(Saved entries)
..........
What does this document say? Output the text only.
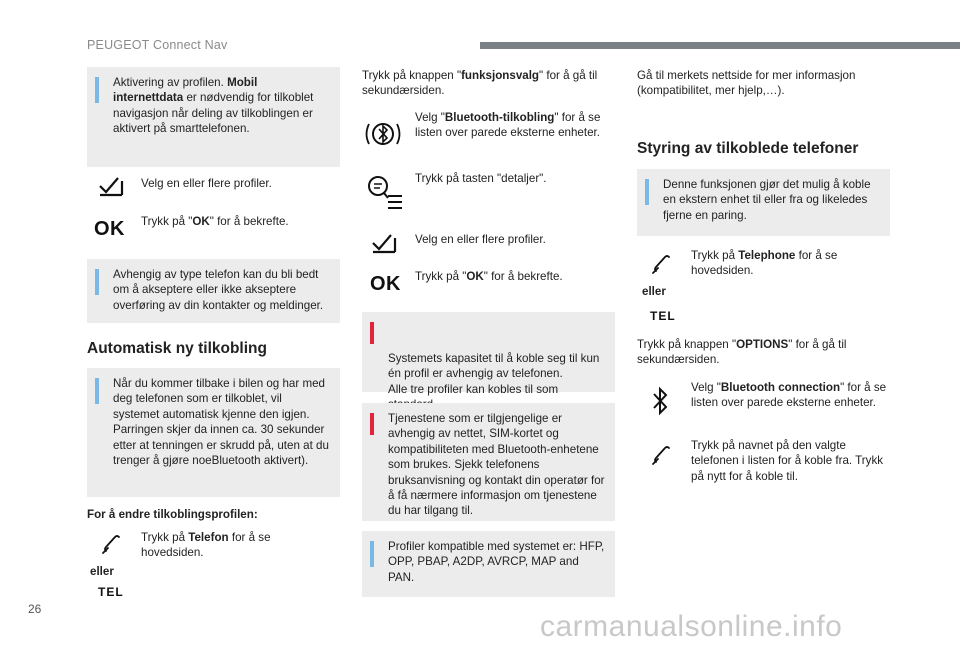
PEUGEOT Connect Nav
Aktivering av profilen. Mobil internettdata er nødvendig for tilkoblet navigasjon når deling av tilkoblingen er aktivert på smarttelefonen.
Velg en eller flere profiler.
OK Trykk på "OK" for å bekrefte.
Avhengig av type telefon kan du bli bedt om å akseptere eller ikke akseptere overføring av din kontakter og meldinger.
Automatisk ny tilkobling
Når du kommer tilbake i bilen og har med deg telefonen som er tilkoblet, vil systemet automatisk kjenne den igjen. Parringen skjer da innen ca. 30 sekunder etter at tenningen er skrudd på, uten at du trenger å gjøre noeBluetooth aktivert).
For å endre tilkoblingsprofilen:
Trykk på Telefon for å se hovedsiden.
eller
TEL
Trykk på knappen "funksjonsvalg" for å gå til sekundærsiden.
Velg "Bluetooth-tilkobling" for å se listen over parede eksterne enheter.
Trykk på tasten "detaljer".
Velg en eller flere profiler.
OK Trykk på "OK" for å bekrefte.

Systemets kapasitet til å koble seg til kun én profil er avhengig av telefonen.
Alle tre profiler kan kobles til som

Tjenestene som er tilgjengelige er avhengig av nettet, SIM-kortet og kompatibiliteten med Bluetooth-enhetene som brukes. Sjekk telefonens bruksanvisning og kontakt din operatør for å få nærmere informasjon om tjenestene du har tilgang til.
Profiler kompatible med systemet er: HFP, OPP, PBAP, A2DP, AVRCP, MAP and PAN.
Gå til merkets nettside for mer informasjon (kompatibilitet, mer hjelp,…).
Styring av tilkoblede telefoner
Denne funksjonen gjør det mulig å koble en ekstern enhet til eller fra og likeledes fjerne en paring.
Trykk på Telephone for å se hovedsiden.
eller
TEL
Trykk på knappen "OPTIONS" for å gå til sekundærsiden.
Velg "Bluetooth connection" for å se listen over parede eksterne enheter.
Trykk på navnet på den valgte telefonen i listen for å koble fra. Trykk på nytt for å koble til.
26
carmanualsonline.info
..........
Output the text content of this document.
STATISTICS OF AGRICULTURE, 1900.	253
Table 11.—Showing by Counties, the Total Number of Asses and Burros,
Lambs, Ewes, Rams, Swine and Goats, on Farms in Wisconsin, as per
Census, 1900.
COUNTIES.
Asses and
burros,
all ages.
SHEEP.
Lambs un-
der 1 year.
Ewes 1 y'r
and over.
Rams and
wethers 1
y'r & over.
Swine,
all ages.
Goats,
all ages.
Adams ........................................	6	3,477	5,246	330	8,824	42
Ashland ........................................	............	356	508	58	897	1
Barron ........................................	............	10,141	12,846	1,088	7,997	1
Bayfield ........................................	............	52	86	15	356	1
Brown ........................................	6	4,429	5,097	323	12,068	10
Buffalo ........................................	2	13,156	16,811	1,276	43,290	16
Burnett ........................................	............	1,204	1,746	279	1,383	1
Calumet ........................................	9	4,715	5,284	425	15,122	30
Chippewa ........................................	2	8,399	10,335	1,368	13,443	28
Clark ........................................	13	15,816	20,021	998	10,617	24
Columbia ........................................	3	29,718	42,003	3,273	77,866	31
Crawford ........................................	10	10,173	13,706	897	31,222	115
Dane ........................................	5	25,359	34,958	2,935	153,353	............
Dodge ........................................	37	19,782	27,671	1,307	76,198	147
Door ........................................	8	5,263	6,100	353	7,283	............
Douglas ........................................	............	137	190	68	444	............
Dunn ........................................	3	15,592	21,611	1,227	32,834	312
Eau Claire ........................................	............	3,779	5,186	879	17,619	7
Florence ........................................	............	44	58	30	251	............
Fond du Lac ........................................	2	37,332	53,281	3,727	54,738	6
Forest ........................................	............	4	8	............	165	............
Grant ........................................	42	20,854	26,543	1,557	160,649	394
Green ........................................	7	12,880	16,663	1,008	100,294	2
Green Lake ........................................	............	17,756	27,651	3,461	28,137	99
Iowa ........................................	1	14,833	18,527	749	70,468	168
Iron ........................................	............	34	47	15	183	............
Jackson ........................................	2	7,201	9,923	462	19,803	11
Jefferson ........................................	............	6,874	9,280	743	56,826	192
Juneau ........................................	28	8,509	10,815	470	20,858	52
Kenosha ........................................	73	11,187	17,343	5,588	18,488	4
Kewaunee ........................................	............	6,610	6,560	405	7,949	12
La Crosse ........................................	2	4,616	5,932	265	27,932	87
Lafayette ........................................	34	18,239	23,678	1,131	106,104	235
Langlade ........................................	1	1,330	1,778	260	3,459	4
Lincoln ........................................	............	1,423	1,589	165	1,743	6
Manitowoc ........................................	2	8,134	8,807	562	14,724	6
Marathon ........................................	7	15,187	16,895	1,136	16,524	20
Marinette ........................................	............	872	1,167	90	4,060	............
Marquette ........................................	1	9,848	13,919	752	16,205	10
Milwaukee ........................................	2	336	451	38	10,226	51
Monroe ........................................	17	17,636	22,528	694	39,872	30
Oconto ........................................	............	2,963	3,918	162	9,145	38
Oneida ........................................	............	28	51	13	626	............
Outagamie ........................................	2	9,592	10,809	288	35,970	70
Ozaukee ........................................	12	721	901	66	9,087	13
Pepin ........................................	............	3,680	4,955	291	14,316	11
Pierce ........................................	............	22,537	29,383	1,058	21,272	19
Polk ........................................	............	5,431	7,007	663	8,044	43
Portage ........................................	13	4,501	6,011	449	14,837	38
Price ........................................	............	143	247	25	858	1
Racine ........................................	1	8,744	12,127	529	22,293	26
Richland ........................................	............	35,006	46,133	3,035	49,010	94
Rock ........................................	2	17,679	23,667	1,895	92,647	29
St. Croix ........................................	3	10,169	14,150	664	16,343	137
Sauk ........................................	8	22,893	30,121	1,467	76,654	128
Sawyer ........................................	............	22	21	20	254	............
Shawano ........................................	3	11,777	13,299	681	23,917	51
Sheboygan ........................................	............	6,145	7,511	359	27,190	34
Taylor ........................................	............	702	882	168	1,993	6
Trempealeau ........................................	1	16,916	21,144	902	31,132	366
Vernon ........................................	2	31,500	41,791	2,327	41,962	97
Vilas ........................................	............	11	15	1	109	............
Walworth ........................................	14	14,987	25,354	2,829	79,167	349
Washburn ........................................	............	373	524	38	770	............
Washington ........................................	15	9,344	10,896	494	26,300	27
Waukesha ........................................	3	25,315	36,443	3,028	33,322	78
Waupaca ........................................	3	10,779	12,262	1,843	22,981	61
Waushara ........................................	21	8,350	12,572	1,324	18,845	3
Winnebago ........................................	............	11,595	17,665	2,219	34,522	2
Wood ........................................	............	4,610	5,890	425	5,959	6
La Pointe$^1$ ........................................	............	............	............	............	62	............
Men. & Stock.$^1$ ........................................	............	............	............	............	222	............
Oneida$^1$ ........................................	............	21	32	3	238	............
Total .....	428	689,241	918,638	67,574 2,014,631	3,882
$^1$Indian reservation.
..........
EXERCISE GOAL -> Scan the material above for the string "Goats" and return the lines that hold it.

RESPONSE TO THE EXERCISE ->
Lambs, Ewes, Rams, Swine and Goats, on Farms in Wisconsin, as per
Goats,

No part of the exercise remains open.